Exercícios a fazer:
#1 Diga se cada afirmação abaixo está de acordo com o trecho sobre os cortes no Washington Post e na CNN, respondendo sim ou não e citando literalmente as palavras do trecho que decidem a questão: (a) A revista dominical do Washington Post existia havia mais de 60 anos. (b) Os funcionários da revista foram remanejados para outras áreas do jornal. (c) O comunicado de Chris Licht informou o número de cortes.
#2 Prossiga com o trecho sobre os cortes no Washington Post e na CNN, começando depois da última frase.

Trecho do texto:
+ + + + + + +
Washington Post cortou revista 

No Washington Post, o corte foi seletivo, ceifando a prestigiada revista impressa dominical que existia há mais de 60 anos. O último exemplar sairá no dia de Natal. 

Embora o jornal tenha anunciado contratações e vagas abertas para seu novo projeto de jornalismo climático, não houve remanejamento da equipe para outras áreas. 

Os 10 funcionários da revista perderam o emprego, de acordo com Shani George, vice-presidente de comunicações do jornal. 

O Post publicou uma reportagem sobre o fim da revista impressa, em que reproduziu elogios da editora-chefe, Sally Buzbee, à publicação feitos no início deste ano. 

Ela disse que a revista estava fazendo um excelente trabalho e que o jornal “estava comprometido com sua impressão” – mas o compromisso não durou muito. 

O sindicato Post Guild fez um comunicado dizendo-se indignado com a demissão de profissionais reconhecidos com prêmios como o Pulitzer. 

Entre os demitidos junto com o corte da revista está  Sarah L.Kaufman, que era uma das últimas críticas de dança regular no jornalismo americano. Ela ganhou Pulitzer de crítica em 2010 por um conjunto de reportagens sobre grandes artistas.  

A demissão gerou críticas no meio jornalístico de de dança. 

Cortes na CNN americana em ano de crise 

Em mais um lance de um ciclo de crises em que teve que demitir sua estrela Chris Cuomo, trocou de CEO e fechou o projeto de streaming CNN+ um mês após o lançamento, a CNN Internacional avisou em novembro que “mudanças agressivas” estavam por vir. 

No dia 1º de dezembro, um comunicado do CEO Chris Licht confirmou os cortes, mas não disse quantos eram, concentrando-se em explicar mudanças na programação.

Os cortes aconteceram simultaneamente à demissão de profissionais na CNN Brasil, mas nenhum dos lados mencionou o outro nos comunicados sobre as decisões. 

Segundo matéria da própria CNN Business, os demitidos na CNN Internacional seriam “centenas”, incluindo estrelas do elenco como o apresentador Robin Meade, o repórter político Chris Cillizza e os comentaristas Susan Glasser e Jonathan Martin.
+ + + + + + +
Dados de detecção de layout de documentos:
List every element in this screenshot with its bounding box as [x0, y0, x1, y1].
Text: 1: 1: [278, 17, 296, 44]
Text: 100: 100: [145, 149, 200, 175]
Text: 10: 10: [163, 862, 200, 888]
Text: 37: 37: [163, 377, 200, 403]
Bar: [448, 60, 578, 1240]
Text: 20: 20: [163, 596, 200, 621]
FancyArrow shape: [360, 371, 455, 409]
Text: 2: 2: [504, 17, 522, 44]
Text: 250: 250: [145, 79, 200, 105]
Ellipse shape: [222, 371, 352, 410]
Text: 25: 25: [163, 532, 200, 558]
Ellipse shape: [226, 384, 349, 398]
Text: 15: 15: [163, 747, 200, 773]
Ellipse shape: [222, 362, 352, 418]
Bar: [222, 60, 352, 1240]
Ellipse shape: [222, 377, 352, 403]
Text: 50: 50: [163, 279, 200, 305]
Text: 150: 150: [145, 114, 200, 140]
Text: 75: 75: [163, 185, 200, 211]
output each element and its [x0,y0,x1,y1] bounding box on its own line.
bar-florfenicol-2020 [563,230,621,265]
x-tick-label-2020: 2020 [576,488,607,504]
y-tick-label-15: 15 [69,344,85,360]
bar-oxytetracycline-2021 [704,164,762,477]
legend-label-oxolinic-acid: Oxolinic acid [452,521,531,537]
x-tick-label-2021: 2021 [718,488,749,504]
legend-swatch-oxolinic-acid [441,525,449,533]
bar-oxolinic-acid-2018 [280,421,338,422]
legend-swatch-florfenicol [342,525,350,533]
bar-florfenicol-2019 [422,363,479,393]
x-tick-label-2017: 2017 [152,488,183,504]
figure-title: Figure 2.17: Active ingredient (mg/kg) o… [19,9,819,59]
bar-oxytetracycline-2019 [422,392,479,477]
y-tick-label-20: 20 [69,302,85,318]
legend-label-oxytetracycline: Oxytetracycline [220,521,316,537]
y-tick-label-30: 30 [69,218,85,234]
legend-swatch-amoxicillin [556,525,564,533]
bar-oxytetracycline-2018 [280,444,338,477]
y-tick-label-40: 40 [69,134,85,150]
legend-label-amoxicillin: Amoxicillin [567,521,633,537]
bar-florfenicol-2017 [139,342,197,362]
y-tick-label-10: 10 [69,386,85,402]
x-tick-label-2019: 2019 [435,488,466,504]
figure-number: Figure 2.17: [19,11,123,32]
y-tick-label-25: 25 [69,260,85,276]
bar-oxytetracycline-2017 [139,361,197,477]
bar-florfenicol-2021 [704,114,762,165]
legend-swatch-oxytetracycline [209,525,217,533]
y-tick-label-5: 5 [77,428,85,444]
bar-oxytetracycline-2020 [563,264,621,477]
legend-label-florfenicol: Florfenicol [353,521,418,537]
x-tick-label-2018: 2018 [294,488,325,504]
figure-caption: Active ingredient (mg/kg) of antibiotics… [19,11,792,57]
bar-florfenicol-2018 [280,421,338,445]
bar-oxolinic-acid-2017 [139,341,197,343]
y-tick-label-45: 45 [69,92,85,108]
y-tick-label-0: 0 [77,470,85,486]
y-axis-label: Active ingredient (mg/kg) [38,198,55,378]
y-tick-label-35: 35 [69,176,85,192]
+ + + + + + +
Respostas por tarefa:
#1
(a) Sim: "que existia há mais de 60 anos".
(b) Não: "não houve remanejamento da equipe para outras áreas".
(c) Não: "confirmou os cortes, mas não disse quantos eram".

#2
Licht assumiu o comando da CNN Internacional  depois da saída de Jeff Zucker, em fevereiro.

Ele pediu demissão ao revelar um relacionamento secreto que mantinha com a vice-presidente executiva e diretora de marketing da emissora, Allison Gollust. Ela também renunciou, em um dos escândalos enfrentados por uma das mais importantes empresas de mídia americanas. 

Coube a Licht encerrar o CNN+, que custou o emprego de seus 360 funcionários, e a reorganizar as finanças em um cenário adverso depois consolidação da operação que fundiu a Warner Media e a Discovery. 

Na reportagem sobre as demissões, a CNN Business salientou que a empresa ainda registra lucros de centenas de milhões de dólares.

Mas em agosto, o New York Times teve acesso a um informe da S&P projetando lucro da CNN para 2022 em US$ 956,8 milhões, primeira vez em cinco anos em um patamar abaixo de US$ 1 bilhão.

BuzzFeed, estrela da mídia digital americana 

No BuzzFeed, um dos outrora queridinhos da mídia digital, a demissão atingiu 12% da força de trabalho, um total de 180 profissionais. 

Em comunicado protocolado junto ao órgão regulador do mercado acionário,  SEC (Securities and Exchange Commission), a empresa expôs o desafio da monetização, barreira para grandes e pequenos. 

O texto explica que as demissões “destinam-se a reduzir os custos da empresa” em resposta a fatores como “condições macroeconômicas desafiadoras”, “eliminando redundâncias onde elas existem” e a “mudança contínua do público para formatos curtos e verticais de vídeo, que o BuzzFeed ainda está desenvolvendo do ponto de vista da monetização”.

Mídia americana vinha bem até 2021

A crise de empregos em 2022 é uma reviravolta em uma situação que parecia favorável em 2021.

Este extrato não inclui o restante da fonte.